-- start of MATERIALS PROVIDED --
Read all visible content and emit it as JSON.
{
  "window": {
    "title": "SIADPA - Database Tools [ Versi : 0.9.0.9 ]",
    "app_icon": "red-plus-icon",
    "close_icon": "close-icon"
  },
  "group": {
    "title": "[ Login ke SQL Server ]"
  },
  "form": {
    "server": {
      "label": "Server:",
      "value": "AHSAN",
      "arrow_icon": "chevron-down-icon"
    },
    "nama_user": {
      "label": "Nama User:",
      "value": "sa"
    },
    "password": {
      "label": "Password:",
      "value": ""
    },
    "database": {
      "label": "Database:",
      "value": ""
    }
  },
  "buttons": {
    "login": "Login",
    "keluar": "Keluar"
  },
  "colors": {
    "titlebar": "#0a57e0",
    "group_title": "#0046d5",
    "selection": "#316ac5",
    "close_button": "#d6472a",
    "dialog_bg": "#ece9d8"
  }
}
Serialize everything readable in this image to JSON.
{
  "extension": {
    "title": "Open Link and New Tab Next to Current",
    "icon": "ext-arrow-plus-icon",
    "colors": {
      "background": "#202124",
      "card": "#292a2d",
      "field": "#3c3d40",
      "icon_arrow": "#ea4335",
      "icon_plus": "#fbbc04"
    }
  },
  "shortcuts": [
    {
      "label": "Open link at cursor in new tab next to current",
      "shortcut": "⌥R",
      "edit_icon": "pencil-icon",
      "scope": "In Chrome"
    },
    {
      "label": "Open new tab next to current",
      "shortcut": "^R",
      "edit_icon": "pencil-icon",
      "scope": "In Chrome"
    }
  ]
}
-- end of MATERIALS PROVIDED --
WRITTEN REQUEST:
Look through the records and gather each line with the word "JSON".

ANSWER TO THE TASK:
Read all visible content and emit it as JSON.
Serialize everything readable in this image to JSON.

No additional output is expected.